● **GIVEN REQUEST**:
Read the entries below and pull out each line with the string "screenshot".
____________
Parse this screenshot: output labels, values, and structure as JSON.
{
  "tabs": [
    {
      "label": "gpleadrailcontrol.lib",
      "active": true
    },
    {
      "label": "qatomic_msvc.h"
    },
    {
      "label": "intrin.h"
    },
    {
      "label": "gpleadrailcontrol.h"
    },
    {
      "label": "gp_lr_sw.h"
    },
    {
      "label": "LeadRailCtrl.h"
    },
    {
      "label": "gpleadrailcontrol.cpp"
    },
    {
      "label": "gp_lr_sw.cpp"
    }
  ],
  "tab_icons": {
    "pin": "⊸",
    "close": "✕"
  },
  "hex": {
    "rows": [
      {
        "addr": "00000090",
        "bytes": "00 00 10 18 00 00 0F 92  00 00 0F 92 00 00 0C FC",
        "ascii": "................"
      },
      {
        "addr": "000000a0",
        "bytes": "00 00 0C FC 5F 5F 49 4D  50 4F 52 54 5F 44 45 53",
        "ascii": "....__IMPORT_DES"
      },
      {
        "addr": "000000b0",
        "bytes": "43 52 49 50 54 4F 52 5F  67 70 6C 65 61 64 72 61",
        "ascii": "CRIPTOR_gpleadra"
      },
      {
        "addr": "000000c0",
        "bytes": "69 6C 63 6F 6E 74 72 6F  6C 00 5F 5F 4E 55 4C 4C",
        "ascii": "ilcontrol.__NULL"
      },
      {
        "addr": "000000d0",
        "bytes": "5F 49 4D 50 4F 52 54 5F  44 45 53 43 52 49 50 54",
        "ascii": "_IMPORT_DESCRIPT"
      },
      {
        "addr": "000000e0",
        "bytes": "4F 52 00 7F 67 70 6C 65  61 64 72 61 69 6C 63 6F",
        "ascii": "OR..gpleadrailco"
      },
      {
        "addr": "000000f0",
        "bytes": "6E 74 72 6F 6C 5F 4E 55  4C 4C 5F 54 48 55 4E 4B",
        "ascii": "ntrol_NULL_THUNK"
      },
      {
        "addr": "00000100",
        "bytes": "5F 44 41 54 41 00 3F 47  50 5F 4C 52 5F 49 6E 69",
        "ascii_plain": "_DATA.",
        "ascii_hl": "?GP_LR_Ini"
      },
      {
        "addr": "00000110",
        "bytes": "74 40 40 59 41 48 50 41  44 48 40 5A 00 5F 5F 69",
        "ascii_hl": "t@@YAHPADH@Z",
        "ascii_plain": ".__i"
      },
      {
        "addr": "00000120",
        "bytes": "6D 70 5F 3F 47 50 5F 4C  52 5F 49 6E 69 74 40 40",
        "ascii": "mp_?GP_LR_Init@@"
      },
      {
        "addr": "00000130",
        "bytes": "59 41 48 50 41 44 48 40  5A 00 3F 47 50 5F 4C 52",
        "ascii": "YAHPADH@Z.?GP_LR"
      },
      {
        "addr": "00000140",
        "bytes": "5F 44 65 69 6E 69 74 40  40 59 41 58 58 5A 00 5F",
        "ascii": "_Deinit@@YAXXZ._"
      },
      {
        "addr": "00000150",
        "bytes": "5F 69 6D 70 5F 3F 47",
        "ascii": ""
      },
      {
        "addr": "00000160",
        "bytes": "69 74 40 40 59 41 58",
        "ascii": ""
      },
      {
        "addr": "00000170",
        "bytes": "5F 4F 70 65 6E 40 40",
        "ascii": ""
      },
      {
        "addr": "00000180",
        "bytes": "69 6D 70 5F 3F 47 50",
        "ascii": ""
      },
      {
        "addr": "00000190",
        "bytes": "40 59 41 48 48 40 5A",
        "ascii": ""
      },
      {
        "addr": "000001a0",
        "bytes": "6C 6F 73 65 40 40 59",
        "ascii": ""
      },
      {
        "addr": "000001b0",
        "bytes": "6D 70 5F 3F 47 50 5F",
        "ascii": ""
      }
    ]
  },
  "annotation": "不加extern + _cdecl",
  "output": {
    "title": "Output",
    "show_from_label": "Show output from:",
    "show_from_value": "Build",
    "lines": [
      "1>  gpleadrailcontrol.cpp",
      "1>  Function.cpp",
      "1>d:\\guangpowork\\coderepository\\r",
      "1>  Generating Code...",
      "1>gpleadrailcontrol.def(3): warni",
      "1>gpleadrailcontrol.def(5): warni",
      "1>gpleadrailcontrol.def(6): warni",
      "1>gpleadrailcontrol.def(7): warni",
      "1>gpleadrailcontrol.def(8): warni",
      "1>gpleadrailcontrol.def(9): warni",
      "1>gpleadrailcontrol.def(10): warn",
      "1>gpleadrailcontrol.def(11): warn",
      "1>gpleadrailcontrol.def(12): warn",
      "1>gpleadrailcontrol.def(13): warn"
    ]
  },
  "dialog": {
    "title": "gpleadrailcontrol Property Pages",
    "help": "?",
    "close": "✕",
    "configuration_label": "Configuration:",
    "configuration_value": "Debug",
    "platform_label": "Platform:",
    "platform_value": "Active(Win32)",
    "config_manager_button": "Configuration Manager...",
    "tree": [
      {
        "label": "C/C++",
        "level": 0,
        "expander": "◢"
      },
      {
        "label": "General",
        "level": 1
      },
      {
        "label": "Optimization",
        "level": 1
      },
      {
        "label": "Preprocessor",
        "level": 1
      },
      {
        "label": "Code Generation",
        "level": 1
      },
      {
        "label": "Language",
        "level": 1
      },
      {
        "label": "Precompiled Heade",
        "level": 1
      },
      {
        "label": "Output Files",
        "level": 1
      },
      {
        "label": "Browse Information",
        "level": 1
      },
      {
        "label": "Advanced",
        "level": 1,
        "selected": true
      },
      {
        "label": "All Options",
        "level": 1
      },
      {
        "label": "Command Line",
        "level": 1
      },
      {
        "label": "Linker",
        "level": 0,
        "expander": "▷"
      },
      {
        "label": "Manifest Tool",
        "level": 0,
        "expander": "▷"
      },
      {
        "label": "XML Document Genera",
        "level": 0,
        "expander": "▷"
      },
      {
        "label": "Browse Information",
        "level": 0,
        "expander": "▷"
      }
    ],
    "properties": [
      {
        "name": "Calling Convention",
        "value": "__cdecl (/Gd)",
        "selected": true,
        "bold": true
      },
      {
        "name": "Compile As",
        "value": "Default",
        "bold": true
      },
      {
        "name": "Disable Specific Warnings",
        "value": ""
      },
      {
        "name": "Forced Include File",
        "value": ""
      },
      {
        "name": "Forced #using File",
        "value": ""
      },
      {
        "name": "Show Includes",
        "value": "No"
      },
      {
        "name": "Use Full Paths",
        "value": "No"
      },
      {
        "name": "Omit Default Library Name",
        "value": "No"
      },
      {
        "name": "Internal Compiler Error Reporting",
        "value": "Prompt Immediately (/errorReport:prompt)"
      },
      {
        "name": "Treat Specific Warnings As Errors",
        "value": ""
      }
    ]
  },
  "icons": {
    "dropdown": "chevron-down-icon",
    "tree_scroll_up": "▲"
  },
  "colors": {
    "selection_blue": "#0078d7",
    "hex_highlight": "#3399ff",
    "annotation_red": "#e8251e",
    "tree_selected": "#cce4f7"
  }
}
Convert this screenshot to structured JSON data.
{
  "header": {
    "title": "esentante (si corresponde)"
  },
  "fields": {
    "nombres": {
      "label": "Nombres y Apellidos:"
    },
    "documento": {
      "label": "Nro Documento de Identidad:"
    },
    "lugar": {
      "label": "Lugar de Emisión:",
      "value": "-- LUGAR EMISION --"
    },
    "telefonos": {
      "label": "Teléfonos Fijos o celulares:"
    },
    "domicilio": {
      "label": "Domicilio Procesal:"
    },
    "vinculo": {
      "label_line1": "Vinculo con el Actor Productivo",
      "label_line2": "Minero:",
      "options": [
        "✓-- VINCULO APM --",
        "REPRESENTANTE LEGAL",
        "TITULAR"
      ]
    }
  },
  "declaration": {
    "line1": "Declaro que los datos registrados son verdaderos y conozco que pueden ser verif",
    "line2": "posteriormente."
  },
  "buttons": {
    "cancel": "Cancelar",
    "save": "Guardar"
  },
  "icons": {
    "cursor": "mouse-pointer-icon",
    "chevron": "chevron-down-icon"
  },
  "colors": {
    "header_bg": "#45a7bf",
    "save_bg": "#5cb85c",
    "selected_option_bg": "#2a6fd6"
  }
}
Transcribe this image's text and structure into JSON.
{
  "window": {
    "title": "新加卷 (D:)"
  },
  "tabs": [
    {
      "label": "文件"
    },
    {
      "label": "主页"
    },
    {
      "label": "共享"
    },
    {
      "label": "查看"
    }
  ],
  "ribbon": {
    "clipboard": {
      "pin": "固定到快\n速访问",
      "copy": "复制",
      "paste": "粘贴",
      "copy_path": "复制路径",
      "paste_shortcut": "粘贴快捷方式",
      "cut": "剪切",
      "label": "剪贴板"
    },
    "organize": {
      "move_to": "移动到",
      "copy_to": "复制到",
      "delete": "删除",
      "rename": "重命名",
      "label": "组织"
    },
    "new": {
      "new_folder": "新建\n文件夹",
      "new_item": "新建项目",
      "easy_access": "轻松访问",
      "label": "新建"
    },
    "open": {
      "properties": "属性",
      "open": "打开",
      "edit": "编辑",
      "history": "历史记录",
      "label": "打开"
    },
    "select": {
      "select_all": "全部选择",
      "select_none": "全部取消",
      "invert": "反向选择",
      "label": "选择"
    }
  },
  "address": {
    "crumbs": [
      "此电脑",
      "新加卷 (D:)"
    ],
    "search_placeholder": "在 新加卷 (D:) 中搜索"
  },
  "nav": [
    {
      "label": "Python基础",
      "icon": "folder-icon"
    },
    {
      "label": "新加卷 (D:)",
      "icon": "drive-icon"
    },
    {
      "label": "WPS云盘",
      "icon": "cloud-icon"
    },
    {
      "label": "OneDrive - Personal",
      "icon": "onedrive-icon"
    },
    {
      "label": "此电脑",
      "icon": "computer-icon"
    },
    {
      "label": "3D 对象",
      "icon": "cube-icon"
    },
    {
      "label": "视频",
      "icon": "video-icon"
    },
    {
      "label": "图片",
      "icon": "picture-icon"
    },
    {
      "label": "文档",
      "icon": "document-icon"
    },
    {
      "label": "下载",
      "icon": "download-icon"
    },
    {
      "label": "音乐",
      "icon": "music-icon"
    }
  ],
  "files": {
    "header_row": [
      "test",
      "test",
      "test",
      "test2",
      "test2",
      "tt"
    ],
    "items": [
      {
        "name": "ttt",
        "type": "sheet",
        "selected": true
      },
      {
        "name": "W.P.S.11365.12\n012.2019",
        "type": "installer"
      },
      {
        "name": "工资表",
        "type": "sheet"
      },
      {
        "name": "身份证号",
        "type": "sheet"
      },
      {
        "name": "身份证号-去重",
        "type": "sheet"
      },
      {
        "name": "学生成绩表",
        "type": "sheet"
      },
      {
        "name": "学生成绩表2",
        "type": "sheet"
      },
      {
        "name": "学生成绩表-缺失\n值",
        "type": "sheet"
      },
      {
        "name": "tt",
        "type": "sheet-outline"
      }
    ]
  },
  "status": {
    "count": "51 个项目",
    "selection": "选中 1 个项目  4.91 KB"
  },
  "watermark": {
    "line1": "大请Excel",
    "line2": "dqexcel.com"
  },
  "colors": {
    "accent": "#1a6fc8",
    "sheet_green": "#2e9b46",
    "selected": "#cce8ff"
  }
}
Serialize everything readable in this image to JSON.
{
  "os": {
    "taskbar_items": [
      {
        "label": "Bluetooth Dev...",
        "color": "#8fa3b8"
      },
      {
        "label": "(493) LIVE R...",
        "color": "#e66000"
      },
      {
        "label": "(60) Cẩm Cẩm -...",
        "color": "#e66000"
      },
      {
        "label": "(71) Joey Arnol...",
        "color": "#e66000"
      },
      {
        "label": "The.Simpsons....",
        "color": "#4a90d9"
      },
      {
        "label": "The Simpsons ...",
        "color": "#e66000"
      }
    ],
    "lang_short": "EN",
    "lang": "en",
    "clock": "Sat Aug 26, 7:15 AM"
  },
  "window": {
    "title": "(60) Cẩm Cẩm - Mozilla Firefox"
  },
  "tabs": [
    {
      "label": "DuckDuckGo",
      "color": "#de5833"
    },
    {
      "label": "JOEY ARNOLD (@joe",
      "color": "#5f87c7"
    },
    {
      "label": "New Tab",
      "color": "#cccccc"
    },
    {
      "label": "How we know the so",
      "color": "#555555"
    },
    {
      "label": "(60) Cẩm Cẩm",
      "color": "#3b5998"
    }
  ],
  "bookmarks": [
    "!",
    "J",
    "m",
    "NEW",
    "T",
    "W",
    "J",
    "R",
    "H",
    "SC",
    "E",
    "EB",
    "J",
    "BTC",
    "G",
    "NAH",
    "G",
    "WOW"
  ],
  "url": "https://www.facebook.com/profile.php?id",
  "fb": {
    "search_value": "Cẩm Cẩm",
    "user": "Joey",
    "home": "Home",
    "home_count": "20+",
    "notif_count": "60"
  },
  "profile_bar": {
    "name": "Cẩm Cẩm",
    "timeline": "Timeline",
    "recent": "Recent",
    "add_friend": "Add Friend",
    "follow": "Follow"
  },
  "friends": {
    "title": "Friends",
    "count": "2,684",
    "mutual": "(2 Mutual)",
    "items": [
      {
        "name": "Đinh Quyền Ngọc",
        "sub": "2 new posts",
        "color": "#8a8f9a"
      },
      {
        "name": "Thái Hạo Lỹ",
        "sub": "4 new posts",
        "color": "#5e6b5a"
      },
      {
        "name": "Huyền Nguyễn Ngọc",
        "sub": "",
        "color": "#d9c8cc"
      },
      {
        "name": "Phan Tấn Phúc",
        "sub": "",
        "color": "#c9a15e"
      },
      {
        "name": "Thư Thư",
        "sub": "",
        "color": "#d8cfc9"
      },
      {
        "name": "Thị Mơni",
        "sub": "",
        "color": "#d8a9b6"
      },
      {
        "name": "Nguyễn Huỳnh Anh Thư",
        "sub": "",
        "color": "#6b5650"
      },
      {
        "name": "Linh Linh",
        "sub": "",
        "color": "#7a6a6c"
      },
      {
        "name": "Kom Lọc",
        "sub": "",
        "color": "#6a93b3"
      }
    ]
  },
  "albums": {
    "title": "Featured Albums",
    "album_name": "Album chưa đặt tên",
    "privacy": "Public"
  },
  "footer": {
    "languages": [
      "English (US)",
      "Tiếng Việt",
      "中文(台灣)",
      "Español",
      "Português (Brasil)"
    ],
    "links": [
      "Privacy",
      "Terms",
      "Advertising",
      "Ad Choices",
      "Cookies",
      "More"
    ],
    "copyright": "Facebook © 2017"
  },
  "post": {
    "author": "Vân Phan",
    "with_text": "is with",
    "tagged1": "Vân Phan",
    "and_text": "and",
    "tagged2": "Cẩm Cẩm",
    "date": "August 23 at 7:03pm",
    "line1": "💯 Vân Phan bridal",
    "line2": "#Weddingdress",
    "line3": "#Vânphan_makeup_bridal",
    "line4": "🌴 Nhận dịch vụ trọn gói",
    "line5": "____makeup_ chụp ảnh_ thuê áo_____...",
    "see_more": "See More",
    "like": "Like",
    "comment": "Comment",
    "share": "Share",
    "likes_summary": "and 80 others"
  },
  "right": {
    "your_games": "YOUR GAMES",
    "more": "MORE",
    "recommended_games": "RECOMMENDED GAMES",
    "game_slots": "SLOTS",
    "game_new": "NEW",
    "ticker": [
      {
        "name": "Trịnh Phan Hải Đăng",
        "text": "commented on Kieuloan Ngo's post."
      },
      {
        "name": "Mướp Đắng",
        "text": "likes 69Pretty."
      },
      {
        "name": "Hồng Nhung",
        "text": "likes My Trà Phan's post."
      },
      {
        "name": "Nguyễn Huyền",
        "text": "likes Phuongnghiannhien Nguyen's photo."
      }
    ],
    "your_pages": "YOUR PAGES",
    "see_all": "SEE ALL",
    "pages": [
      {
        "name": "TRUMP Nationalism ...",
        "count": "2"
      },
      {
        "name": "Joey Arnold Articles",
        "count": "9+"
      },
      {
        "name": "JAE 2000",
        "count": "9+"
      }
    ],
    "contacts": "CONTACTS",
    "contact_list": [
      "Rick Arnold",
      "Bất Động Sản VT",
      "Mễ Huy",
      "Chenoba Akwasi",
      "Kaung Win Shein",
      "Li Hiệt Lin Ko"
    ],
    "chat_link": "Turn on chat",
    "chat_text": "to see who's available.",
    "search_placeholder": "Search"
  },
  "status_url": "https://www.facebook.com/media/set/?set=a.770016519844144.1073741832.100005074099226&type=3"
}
____________
● **EXERCISE OUTPUT**:
Parse this screenshot: output labels, values, and structure as JSON.
Convert this screenshot to structured JSON data.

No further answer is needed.